Copy every line, leaving nothing out and adding nothing.

-- start of INPUT MATERIAL --

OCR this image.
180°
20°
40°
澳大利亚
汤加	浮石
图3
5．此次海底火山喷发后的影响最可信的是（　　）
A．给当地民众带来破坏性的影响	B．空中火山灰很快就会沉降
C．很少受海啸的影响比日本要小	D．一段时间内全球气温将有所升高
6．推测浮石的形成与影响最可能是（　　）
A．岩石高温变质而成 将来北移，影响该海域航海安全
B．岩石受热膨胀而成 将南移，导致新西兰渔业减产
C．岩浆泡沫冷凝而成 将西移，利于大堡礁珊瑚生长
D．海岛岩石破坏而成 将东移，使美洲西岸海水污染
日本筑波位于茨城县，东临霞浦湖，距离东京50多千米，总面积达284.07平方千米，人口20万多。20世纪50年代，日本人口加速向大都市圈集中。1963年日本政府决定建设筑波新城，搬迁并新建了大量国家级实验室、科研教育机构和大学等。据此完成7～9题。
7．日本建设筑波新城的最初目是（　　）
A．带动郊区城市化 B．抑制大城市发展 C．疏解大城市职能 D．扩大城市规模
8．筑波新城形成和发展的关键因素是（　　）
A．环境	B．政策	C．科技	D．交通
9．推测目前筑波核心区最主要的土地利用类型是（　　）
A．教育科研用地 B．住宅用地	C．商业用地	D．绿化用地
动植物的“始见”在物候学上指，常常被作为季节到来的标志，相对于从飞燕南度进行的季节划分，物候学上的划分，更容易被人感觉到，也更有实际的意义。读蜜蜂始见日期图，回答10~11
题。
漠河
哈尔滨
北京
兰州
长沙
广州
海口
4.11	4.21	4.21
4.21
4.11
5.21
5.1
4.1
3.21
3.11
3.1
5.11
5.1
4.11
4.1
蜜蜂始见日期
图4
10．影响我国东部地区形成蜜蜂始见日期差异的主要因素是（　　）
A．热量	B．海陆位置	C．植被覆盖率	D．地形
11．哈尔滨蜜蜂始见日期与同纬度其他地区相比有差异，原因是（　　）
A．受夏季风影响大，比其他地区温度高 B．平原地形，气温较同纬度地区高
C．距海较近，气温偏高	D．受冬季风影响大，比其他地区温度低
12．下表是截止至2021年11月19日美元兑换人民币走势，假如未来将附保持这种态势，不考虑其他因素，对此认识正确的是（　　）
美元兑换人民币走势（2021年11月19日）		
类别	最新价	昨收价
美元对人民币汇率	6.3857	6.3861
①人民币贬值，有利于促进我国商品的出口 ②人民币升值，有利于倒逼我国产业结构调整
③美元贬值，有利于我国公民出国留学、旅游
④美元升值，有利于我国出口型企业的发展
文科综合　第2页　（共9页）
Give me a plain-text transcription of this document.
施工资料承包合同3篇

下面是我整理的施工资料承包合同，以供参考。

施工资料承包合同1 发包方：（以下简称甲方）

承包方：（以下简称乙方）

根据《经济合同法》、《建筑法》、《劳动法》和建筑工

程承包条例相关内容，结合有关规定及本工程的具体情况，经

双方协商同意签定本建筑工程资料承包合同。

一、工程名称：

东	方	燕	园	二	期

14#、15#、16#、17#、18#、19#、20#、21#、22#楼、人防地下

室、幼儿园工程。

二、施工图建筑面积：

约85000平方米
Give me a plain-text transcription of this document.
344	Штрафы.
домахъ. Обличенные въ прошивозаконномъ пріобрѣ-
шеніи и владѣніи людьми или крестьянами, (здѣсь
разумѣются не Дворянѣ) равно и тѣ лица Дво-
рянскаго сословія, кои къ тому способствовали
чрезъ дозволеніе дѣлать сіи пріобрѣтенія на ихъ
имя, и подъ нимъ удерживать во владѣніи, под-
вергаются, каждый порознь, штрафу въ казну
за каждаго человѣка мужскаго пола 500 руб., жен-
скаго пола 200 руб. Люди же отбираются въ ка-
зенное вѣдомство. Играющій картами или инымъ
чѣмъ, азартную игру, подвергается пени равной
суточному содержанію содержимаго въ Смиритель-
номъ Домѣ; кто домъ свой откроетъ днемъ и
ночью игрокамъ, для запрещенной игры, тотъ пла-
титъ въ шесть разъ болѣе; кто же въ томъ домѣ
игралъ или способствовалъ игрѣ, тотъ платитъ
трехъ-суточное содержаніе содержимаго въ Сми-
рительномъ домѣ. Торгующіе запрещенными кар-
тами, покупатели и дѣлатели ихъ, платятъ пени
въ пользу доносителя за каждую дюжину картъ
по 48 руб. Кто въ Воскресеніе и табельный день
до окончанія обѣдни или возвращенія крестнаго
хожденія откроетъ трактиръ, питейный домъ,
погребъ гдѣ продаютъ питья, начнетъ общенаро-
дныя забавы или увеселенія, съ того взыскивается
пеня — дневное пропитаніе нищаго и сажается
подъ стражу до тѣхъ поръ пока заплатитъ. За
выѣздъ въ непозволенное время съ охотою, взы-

-- end of INPUT MATERIAL --

> **ANSWER IN FULL**
OCR this image.
180°
20°
40°
澳大利亚
汤加	浮石
图3
5．此次海底火山喷发后的影响最可信的是（　　）
A．给当地民众带来破坏性的影响	B．空中火山灰很快就会沉降
C．很少受海啸的影响比日本要小	D．一段时间内全球气温将有所升高
6．推测浮石的形成与影响最可能是（　　）
A．岩石高温变质而成 将来北移，影响该海域航海安全
B．岩石受热膨胀而成 将南移，导致新西兰渔业减产
C．岩浆泡沫冷凝而成 将西移，利于大堡礁珊瑚生长
D．海岛岩石破坏而成 将东移，使美洲西岸海水污染
日本筑波位于茨城县，东临霞浦湖，距离东京50多千米，总面积达284.07平方千米，人口20万多。20世纪50年代，日本人口加速向大都市圈集中。1963年日本政府决定建设筑波新城，搬迁并新建了大量国家级实验室、科研教育机构和大学等。据此完成7～9题。
7．日本建设筑波新城的最初目是（　　）
A．带动郊区城市化 B．抑制大城市发展 C．疏解大城市职能 D．扩大城市规模
8．筑波新城形成和发展的关键因素是（　　）
A．环境	B．政策	C．科技	D．交通
9．推测目前筑波核心区最主要的土地利用类型是（　　）
A．教育科研用地 B．住宅用地	C．商业用地	D．绿化用地
动植物的“始见”在物候学上指，常常被作为季节到来的标志，相对于从飞燕南度进行的季节划分，物候学上的划分，更容易被人感觉到，也更有实际的意义。读蜜蜂始见日期图，回答10~11
题。
漠河
哈尔滨
北京
兰州
长沙
广州
海口
4.11	4.21	4.21
4.21
4.11
5.21
5.1
4.1
3.21
3.11
3.1
5.11
5.1
4.11
4.1
蜜蜂始见日期
图4
10．影响我国东部地区形成蜜蜂始见日期差异的主要因素是（　　）
A．热量	B．海陆位置	C．植被覆盖率	D．地形
11．哈尔滨蜜蜂始见日期与同纬度其他地区相比有差异，原因是（　　）
A．受夏季风影响大，比其他地区温度高 B．平原地形，气温较同纬度地区高
C．距海较近，气温偏高	D．受冬季风影响大，比其他地区温度低
12．下表是截止至2021年11月19日美元兑换人民币走势，假如未来将附保持这种态势，不考虑其他因素，对此认识正确的是（　　）
美元兑换人民币走势（2021年11月19日）		
类别	最新价	昨收价
美元对人民币汇率	6.3857	6.3861
①人民币贬值，有利于促进我国商品的出口 ②人民币升值，有利于倒逼我国产业结构调整
③美元贬值，有利于我国公民出国留学、旅游
④美元升值，有利于我国出口型企业的发展
文科综合　第2页　（共9页）
Give me a plain-text transcription of this document.
施工资料承包合同3篇

下面是我整理的施工资料承包合同，以供参考。

施工资料承包合同1 发包方：（以下简称甲方）

承包方：（以下简称乙方）

根据《经济合同法》、《建筑法》、《劳动法》和建筑工

程承包条例相关内容，结合有关规定及本工程的具体情况，经

双方协商同意签定本建筑工程资料承包合同。

一、工程名称：

东	方	燕	园	二	期

14#、15#、16#、17#、18#、19#、20#、21#、22#楼、人防地下

室、幼儿园工程。

二、施工图建筑面积：

约85000平方米
Give me a plain-text transcription of this document.
344	Штрафы.
домахъ. Обличенные въ прошивозаконномъ пріобрѣ-
шеніи и владѣніи людьми или крестьянами, (здѣсь
разумѣются не Дворянѣ) равно и тѣ лица Дво-
рянскаго сословія, кои къ тому способствовали
чрезъ дозволеніе дѣлать сіи пріобрѣтенія на ихъ
имя, и подъ нимъ удерживать во владѣніи, под-
вергаются, каждый порознь, штрафу въ казну
за каждаго человѣка мужскаго пола 500 руб., жен-
скаго пола 200 руб. Люди же отбираются въ ка-
зенное вѣдомство. Играющій картами или инымъ
чѣмъ, азартную игру, подвергается пени равной
суточному содержанію содержимаго въ Смиритель-
номъ Домѣ; кто домъ свой откроетъ днемъ и
ночью игрокамъ, для запрещенной игры, тотъ пла-
титъ въ шесть разъ болѣе; кто же въ томъ домѣ
игралъ или способствовалъ игрѣ, тотъ платитъ
трехъ-суточное содержаніе содержимаго въ Сми-
рительномъ домѣ. Торгующіе запрещенными кар-
тами, покупатели и дѣлатели ихъ, платятъ пени
въ пользу доносителя за каждую дюжину картъ
по 48 руб. Кто въ Воскресеніе и табельный день
до окончанія обѣдни или возвращенія крестнаго
хожденія откроетъ трактиръ, питейный домъ,
погребъ гдѣ продаютъ питья, начнетъ общенаро-
дныя забавы или увеселенія, съ того взыскивается
пеня — дневное пропитаніе нищаго и сажается
подъ стражу до тѣхъ поръ пока заплатитъ. За
выѣздъ въ непозволенное время съ охотою, взы-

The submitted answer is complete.